Assignment:
Search term "Linken": please copy every line of the records below that contains it.

Recorded information:
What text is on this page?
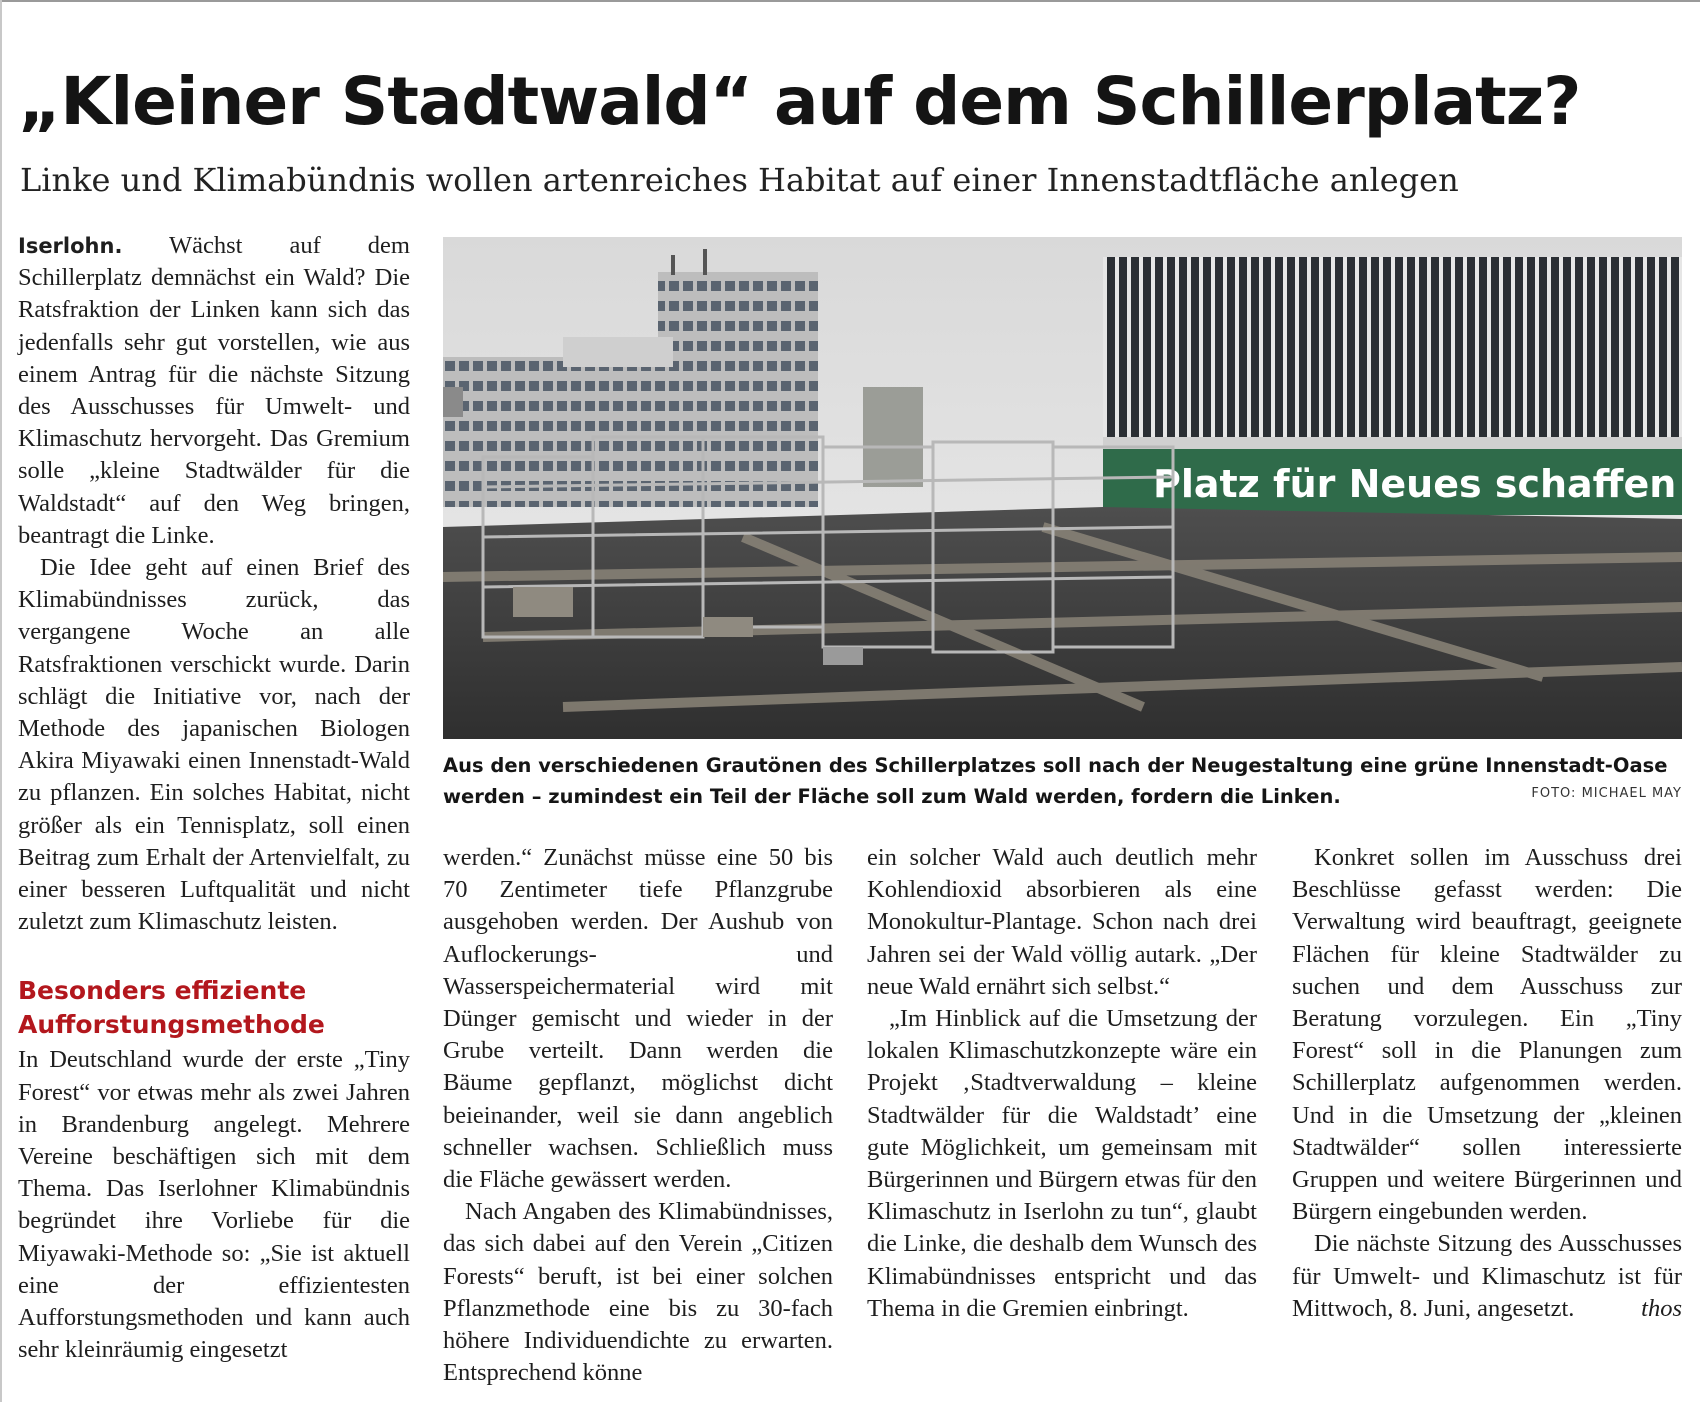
„Kleiner Stadtwald“ auf dem Schillerplatz?
Linke und Klimabündnis wollen artenreiches Habitat auf einer Innenstadtfläche anlegen

Iserlohn. Wächst auf dem Schillerplatz demnächst ein Wald? Die Ratsfraktion der Linken kann sich das jedenfalls sehr gut vorstellen, wie aus einem Antrag für die nächste Sitzung des Ausschusses für Umwelt- und Klimaschutz hervorgeht. Das Gremium solle „kleine Stadtwälder für die Waldstadt“ auf den Weg bringen, beantragt die Linke.

Die Idee geht auf einen Brief des Klimabündnisses zurück, das vergangene Woche an alle Ratsfraktionen verschickt wurde. Darin schlägt die Initiative vor, nach der Methode des japanischen Biologen Akira Miyawaki einen Innenstadt-Wald zu pflanzen. Ein solches Habitat, nicht größer als ein Tennisplatz, soll einen Beitrag zum Erhalt der Artenvielfalt, zu einer besseren Luftqualität und nicht zuletzt zum Klimaschutz leisten.

Besonders effiziente Aufforstungsmethode

In Deutschland wurde der erste „Tiny Forest“ vor etwas mehr als zwei Jahren in Brandenburg angelegt. Mehrere Vereine beschäftigen sich mit dem Thema. Das Iserlohner Klimabündnis begründet ihre Vorliebe für die Miyawaki-Methode so: „Sie ist aktuell eine der effizientesten Aufforstungsmethoden und kann auch sehr kleinräumig eingesetzt

werden.“ Zunächst müsse eine 50 bis 70 Zentimeter tiefe Pflanzgrube ausgehoben werden. Der Aushub von Auflockerungs- und Wasserspeichermaterial wird mit Dünger gemischt und wieder in der Grube verteilt. Dann werden die Bäume gepflanzt, möglichst dicht beieinander, weil sie dann angeblich schneller wachsen. Schließlich muss die Fläche gewässert werden.

Nach Angaben des Klimabündnisses, das sich dabei auf den Verein „Citizen Forests“ beruft, ist bei einer solchen Pflanzmethode eine bis zu 30-fach höhere Individuendichte zu erwarten. Entsprechend könne

ein solcher Wald auch deutlich mehr Kohlendioxid absorbieren als eine Monokultur-Plantage. Schon nach drei Jahren sei der Wald völlig autark. „Der neue Wald ernährt sich selbst.“

„Im Hinblick auf die Umsetzung der lokalen Klimaschutzkonzepte wäre ein Projekt ‚Stadtverwaldung – kleine Stadtwälder für die Waldstadt’ eine gute Möglichkeit, um gemeinsam mit Bürgerinnen und Bürgern etwas für den Klimaschutz in Iserlohn zu tun“, glaubt die Linke, die deshalb dem Wunsch des Klimabündnisses entspricht und das Thema in die Gremien einbringt.

Konkret sollen im Ausschuss drei Beschlüsse gefasst werden: Die Verwaltung wird beauftragt, geeignete Flächen für kleine Stadtwälder zu suchen und dem Ausschuss zur Beratung vorzulegen. Ein „Tiny Forest“ soll in die Planungen zum Schillerplatz aufgenommen werden. Und in die Umsetzung der „kleinen Stadtwälder“ sollen interessierte Gruppen und weitere Bürgerinnen und Bürgern eingebunden werden.

Die nächste Sitzung des Ausschusses für Umwelt- und Klimaschutz ist für Mittwoch, 8. Juni, angesetzt.	thos
Platz für Neues schaffen

Aus den verschiedenen Grautönen des Schillerplatzes soll nach der Neugestaltung eine grüne Innenstadt-Oase werden – zumindest ein Teil der Fläche soll zum Wald werden, fordern die Linken.	FOTO: MICHAEL MAY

Answer section:
Iserlohn. Wächst auf dem Schillerplatz demnächst ein Wald? Die Ratsfraktion der Linken kann sich das jedenfalls sehr gut vorstellen, wie aus einem Antrag für die nächste Sitzung des Ausschusses für Umwelt- und Klimaschutz hervorgeht. Das Gremium solle „kleine Stadtwälder für die Waldstadt“ auf den Weg bringen, beantragt die Linke.
Aus den verschiedenen Grautönen des Schillerplatzes soll nach der Neugestaltung eine grüne Innenstadt-Oase werden – zumindest ein Teil der Fläche soll zum Wald werden, fordern die Linken.	FOTO: MICHAEL MAY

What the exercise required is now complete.